Dataset entries:

::::::::::

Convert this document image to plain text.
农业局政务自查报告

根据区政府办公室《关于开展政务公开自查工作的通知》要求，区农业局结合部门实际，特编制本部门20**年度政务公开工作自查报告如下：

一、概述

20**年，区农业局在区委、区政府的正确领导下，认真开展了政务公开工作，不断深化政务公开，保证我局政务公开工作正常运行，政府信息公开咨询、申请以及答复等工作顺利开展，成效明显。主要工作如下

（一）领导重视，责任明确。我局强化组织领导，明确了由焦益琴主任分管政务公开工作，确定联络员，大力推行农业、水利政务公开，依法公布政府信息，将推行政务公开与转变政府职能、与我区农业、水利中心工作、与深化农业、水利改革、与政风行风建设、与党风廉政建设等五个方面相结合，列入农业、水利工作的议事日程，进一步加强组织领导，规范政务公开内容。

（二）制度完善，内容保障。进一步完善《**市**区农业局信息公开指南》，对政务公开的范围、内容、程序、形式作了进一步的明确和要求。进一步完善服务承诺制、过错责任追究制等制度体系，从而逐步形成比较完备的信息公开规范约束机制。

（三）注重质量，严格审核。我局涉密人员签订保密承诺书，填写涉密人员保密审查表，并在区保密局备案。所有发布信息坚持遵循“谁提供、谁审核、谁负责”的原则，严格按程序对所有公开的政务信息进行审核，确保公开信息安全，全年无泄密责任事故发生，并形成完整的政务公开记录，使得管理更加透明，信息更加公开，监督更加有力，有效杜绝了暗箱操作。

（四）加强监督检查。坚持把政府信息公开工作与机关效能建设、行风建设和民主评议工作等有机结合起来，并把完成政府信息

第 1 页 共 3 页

::::::::::

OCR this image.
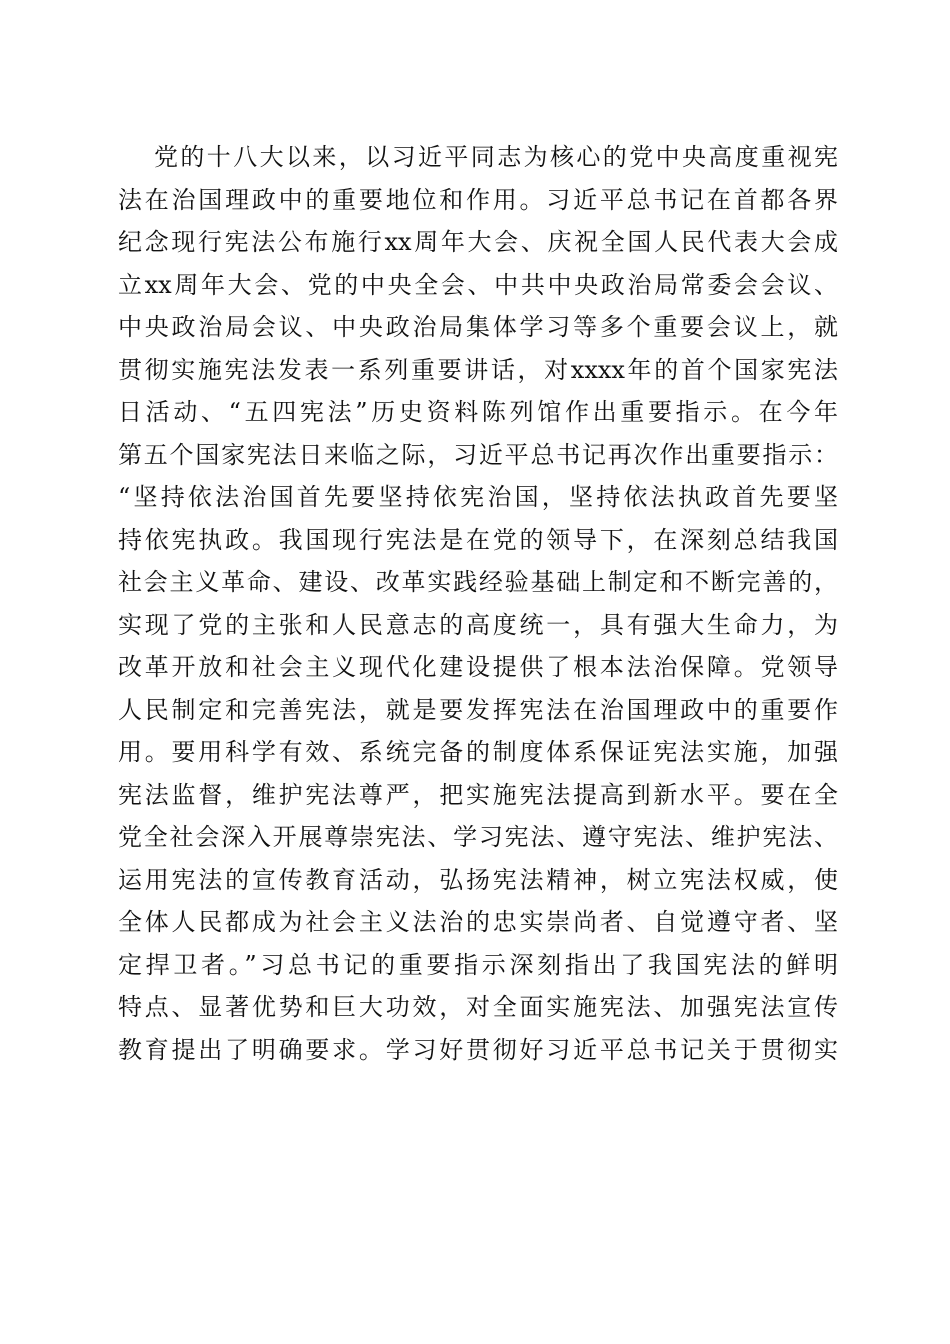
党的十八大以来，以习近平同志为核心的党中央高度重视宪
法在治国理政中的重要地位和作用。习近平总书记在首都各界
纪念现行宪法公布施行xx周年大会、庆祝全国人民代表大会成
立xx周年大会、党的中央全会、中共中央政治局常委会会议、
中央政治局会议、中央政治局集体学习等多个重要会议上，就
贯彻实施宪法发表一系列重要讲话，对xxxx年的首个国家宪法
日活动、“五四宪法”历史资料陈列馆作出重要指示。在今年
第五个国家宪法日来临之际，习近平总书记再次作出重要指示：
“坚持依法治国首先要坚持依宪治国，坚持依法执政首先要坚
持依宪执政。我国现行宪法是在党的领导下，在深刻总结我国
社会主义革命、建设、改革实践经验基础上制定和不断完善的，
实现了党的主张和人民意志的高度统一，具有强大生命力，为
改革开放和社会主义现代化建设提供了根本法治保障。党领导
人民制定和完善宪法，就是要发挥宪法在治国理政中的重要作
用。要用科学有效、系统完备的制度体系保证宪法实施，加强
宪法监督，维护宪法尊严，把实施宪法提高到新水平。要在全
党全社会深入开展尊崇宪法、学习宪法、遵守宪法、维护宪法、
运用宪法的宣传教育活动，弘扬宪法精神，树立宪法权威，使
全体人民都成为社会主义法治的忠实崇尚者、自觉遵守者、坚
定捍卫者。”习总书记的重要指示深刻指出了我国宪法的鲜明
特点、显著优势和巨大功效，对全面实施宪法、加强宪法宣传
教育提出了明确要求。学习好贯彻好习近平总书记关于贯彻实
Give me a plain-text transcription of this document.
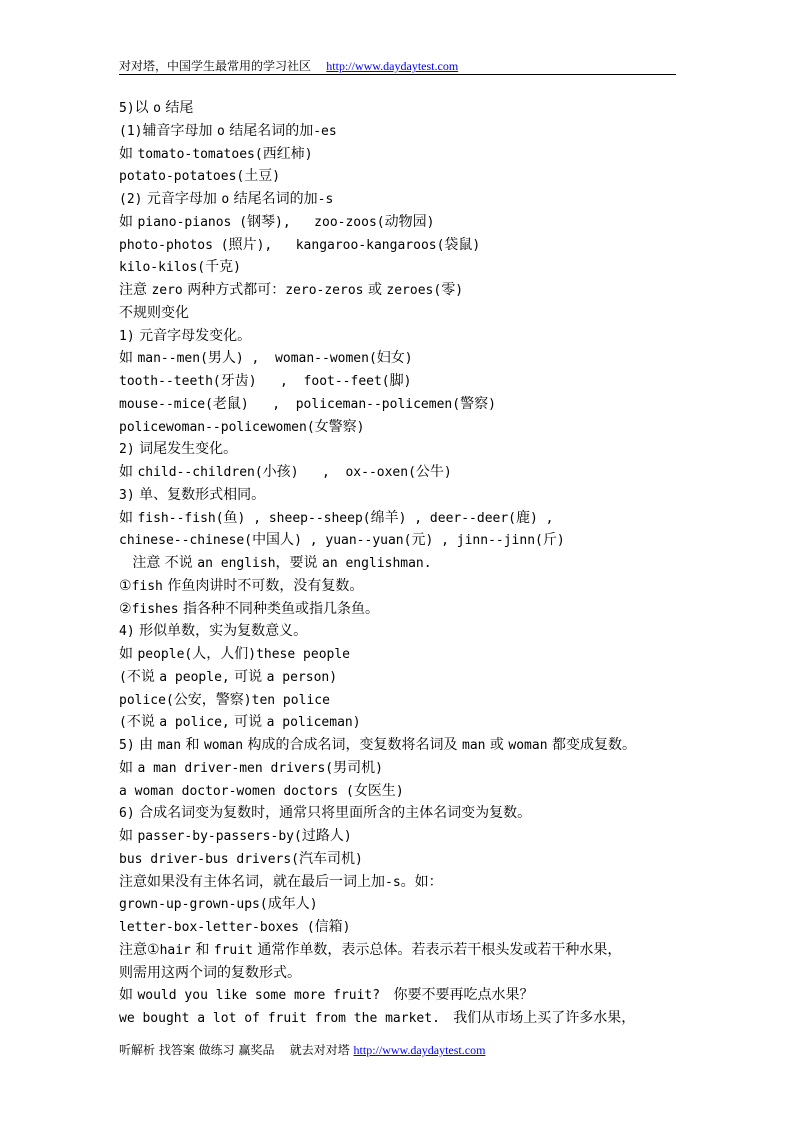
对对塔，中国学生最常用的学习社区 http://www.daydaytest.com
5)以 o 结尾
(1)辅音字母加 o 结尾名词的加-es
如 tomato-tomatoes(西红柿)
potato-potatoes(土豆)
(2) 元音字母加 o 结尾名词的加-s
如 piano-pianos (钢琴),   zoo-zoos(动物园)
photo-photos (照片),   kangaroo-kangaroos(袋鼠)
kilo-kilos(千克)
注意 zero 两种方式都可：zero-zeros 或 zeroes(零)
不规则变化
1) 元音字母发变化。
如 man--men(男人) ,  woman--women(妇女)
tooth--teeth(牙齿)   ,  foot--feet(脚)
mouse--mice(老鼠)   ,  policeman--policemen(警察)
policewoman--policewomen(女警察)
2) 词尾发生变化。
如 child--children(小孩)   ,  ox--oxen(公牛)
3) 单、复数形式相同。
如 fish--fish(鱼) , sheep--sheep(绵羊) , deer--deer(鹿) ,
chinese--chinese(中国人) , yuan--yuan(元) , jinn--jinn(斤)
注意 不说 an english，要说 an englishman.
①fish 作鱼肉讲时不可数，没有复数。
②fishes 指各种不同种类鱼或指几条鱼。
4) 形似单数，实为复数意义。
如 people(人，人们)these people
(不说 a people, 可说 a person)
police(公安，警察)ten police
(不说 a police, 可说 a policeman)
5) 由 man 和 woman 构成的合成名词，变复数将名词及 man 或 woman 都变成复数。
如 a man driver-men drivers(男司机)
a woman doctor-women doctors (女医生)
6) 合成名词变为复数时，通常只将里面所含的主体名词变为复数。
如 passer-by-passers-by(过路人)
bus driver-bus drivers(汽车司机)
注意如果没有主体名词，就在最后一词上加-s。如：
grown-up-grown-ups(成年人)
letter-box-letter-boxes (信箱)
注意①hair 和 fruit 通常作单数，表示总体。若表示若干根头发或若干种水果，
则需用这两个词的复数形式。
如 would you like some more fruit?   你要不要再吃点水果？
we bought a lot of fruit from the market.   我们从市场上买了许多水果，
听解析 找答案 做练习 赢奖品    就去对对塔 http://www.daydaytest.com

::::::::::

WHAT THE TASK ASKS: Of all the lines in the entries, how many contain the word "image"? Give only the number.

EXPECTED ANSWER: 2